**Required task**
Will you give the material below again, every line exactly as it is?

**Records supplied**
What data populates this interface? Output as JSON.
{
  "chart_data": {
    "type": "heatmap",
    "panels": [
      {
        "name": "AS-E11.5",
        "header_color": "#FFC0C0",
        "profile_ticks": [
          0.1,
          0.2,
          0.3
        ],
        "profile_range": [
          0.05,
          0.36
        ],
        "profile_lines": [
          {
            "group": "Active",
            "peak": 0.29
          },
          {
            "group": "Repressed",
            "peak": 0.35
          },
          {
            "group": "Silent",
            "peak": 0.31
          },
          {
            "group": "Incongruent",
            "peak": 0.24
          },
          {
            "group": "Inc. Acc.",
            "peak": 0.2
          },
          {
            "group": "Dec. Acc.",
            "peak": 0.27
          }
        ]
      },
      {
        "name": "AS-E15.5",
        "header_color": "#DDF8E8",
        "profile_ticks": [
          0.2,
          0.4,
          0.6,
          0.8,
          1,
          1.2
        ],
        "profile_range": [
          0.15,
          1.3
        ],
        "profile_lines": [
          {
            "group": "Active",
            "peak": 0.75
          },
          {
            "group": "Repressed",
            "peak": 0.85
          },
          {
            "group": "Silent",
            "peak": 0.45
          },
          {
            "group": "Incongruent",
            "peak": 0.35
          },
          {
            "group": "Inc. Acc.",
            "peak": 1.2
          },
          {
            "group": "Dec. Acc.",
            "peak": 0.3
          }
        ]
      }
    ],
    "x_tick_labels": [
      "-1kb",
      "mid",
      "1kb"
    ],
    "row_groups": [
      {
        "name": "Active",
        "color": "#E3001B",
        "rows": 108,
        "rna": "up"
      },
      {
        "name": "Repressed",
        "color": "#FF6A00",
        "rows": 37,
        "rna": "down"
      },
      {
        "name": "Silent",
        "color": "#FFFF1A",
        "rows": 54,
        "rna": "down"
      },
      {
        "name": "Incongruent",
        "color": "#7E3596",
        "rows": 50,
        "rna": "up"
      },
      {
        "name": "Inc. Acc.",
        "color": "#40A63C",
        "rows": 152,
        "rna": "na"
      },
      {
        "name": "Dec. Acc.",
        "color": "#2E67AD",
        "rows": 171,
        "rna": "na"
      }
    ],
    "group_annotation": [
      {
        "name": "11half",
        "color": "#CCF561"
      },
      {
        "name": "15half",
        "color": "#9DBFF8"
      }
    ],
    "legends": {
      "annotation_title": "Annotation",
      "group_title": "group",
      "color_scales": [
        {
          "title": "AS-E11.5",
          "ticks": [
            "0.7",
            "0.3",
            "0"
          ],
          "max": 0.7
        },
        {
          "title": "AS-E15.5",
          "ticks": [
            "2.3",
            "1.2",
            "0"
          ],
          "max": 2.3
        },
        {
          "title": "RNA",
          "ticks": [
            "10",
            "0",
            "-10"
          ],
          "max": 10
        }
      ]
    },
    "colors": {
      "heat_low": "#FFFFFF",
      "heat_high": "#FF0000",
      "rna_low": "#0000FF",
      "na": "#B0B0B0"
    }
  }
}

**Full response**
What data populates this interface? Output as JSON.
{
  "chart_data": {
    "type": "heatmap",
    "panels": [
      {
        "name": "AS-E11.5",
        "header_color": "#FFC0C0",
        "profile_ticks": [
          0.1,
          0.2,
          0.3
        ],
        "profile_range": [
          0.05,
          0.36
        ],
        "profile_lines": [
          {
            "group": "Active",
            "peak": 0.29
          },
          {
            "group": "Repressed",
            "peak": 0.35
          },
          {
            "group": "Silent",
            "peak": 0.31
          },
          {
            "group": "Incongruent",
            "peak": 0.24
          },
          {
            "group": "Inc. Acc.",
            "peak": 0.2
          },
          {
            "group": "Dec. Acc.",
            "peak": 0.27
          }
        ]
      },
      {
        "name": "AS-E15.5",
        "header_color": "#DDF8E8",
        "profile_ticks": [
          0.2,
          0.4,
          0.6,
          0.8,
          1,
          1.2
        ],
        "profile_range": [
          0.15,
          1.3
        ],
        "profile_lines": [
          {
            "group": "Active",
            "peak": 0.75
          },
          {
            "group": "Repressed",
            "peak": 0.85
          },
          {
            "group": "Silent",
            "peak": 0.45
          },
          {
            "group": "Incongruent",
            "peak": 0.35
          },
          {
            "group": "Inc. Acc.",
            "peak": 1.2
          },
          {
            "group": "Dec. Acc.",
            "peak": 0.3
          }
        ]
      }
    ],
    "x_tick_labels": [
      "-1kb",
      "mid",
      "1kb"
    ],
    "row_groups": [
      {
        "name": "Active",
        "color": "#E3001B",
        "rows": 108,
        "rna": "up"
      },
      {
        "name": "Repressed",
        "color": "#FF6A00",
        "rows": 37,
        "rna": "down"
      },
      {
        "name": "Silent",
        "color": "#FFFF1A",
        "rows": 54,
        "rna": "down"
      },
      {
        "name": "Incongruent",
        "color": "#7E3596",
        "rows": 50,
        "rna": "up"
      },
      {
        "name": "Inc. Acc.",
        "color": "#40A63C",
        "rows": 152,
        "rna": "na"
      },
      {
        "name": "Dec. Acc.",
        "color": "#2E67AD",
        "rows": 171,
        "rna": "na"
      }
    ],
    "group_annotation": [
      {
        "name": "11half",
        "color": "#CCF561"
      },
      {
        "name": "15half",
        "color": "#9DBFF8"
      }
    ],
    "legends": {
      "annotation_title": "Annotation",
      "group_title": "group",
      "color_scales": [
        {
          "title": "AS-E11.5",
          "ticks": [
            "0.7",
            "0.3",
            "0"
          ],
          "max": 0.7
        },
        {
          "title": "AS-E15.5",
          "ticks": [
            "2.3",
            "1.2",
            "0"
          ],
          "max": 2.3
        },
        {
          "title": "RNA",
          "ticks": [
            "10",
            "0",
            "-10"
          ],
          "max": 10
        }
      ]
    },
    "colors": {
      "heat_low": "#FFFFFF",
      "heat_high": "#FF0000",
      "rna_low": "#0000FF",
      "na": "#B0B0B0"
    }
  }
}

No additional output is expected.